Return all lines below containing the word "text".

* begin TASK INPUT *

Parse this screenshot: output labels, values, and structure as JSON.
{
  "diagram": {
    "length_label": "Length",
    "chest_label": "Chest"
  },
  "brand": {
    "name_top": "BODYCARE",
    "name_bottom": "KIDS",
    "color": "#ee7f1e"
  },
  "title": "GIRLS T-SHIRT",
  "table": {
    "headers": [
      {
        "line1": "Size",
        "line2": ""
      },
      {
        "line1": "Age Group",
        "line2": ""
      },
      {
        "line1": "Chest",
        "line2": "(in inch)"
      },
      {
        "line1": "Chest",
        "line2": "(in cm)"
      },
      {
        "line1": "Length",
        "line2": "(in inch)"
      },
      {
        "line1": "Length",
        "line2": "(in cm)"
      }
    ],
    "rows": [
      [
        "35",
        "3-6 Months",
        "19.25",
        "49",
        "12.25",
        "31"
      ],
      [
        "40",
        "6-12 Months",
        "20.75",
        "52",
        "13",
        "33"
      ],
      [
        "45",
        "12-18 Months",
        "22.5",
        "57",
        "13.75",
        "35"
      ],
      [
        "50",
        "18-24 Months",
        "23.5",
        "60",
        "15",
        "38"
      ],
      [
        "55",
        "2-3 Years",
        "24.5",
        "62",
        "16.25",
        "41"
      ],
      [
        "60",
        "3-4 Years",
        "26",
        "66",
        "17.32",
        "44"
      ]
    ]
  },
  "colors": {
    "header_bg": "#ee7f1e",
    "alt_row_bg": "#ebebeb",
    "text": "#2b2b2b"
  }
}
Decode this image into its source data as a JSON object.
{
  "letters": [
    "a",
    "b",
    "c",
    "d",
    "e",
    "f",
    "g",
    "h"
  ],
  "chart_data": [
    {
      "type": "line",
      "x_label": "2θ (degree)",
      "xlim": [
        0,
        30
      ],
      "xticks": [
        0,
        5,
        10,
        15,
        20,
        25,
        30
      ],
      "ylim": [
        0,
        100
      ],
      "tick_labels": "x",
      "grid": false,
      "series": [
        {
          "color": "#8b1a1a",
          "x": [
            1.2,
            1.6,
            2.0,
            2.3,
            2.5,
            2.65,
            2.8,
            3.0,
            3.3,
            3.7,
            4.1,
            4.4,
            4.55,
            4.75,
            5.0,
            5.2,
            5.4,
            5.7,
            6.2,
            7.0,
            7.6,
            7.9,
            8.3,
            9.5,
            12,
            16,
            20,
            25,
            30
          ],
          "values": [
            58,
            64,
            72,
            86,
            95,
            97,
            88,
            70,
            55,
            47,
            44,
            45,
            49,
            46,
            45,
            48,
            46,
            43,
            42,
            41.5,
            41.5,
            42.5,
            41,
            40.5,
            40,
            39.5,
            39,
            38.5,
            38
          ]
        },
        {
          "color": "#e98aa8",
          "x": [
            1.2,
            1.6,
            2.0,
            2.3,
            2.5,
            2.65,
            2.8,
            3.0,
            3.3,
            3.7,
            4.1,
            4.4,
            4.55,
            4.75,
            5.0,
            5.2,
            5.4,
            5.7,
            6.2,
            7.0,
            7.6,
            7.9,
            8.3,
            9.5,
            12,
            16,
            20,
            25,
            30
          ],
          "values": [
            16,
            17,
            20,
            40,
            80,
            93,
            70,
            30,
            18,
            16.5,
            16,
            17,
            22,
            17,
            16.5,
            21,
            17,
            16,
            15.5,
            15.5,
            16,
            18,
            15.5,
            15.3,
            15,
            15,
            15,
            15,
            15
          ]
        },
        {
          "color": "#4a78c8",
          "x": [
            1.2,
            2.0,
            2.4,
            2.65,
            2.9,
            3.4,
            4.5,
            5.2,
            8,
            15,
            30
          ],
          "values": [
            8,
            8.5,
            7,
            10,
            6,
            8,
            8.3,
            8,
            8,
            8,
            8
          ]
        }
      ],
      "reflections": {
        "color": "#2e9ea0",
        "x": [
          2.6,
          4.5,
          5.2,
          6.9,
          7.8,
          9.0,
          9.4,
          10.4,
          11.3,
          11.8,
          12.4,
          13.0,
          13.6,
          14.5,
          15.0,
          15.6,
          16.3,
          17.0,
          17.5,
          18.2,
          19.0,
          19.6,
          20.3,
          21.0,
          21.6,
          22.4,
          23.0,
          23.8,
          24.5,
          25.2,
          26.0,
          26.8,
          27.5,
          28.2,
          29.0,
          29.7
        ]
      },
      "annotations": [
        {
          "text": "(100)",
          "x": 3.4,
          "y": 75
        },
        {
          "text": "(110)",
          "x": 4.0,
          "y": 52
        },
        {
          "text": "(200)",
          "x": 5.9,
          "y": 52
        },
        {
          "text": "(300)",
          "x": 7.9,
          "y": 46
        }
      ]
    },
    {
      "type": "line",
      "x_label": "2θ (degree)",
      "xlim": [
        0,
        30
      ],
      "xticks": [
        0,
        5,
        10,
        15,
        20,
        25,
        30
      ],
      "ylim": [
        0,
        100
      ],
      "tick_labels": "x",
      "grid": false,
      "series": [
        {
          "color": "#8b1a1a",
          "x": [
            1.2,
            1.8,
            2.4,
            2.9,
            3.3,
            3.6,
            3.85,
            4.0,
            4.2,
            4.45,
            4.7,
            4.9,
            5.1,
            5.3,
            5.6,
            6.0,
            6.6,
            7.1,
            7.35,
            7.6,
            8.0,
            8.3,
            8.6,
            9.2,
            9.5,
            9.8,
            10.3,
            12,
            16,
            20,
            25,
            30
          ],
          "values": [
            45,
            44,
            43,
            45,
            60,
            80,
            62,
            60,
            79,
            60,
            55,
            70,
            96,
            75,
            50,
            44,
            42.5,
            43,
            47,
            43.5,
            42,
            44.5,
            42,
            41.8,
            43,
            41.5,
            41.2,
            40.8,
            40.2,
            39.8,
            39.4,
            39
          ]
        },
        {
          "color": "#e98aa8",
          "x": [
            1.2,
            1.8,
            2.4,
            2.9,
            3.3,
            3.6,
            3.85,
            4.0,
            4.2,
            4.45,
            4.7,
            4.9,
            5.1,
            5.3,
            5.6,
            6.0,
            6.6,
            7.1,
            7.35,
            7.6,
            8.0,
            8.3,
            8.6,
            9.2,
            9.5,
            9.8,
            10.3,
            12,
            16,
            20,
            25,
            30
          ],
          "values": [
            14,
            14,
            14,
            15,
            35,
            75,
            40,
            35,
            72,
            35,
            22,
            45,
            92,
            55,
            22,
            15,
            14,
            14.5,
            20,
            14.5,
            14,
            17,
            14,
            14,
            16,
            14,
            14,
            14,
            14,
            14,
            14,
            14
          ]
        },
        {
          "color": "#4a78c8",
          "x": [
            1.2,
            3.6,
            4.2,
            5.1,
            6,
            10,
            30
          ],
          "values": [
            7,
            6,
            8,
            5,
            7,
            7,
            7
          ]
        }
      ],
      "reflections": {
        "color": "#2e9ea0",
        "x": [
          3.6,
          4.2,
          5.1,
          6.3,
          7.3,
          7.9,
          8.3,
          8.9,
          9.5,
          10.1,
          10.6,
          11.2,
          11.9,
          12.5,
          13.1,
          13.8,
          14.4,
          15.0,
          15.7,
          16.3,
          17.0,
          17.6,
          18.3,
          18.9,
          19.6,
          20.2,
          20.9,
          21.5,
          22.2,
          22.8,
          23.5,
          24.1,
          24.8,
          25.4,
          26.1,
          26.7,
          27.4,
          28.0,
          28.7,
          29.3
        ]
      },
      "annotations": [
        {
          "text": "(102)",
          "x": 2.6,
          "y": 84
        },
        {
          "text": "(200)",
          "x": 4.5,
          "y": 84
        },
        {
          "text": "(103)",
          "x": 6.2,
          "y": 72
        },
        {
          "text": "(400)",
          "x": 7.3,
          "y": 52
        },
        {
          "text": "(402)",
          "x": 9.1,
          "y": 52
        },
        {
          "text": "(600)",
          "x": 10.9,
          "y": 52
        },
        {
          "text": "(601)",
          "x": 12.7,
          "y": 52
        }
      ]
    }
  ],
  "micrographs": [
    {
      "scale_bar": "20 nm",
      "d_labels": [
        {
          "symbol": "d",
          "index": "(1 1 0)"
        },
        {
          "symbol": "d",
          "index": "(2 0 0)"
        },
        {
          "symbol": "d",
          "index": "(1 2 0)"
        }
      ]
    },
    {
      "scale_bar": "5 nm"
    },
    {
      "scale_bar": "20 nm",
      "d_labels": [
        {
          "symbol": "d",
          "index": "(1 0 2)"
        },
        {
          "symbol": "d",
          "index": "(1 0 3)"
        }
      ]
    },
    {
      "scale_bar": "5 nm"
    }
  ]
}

* end TASK INPUT *

● **RESPONSE**:
    "text": "#2b2b2b"
          "text": "(100)",
          "text": "(110)",
          "text": "(200)",
          "text": "(300)",
          "text": "(102)",
          "text": "(200)",
          "text": "(103)",
          "text": "(400)",
          "text": "(402)",
          "text": "(600)",
          "text": "(601)",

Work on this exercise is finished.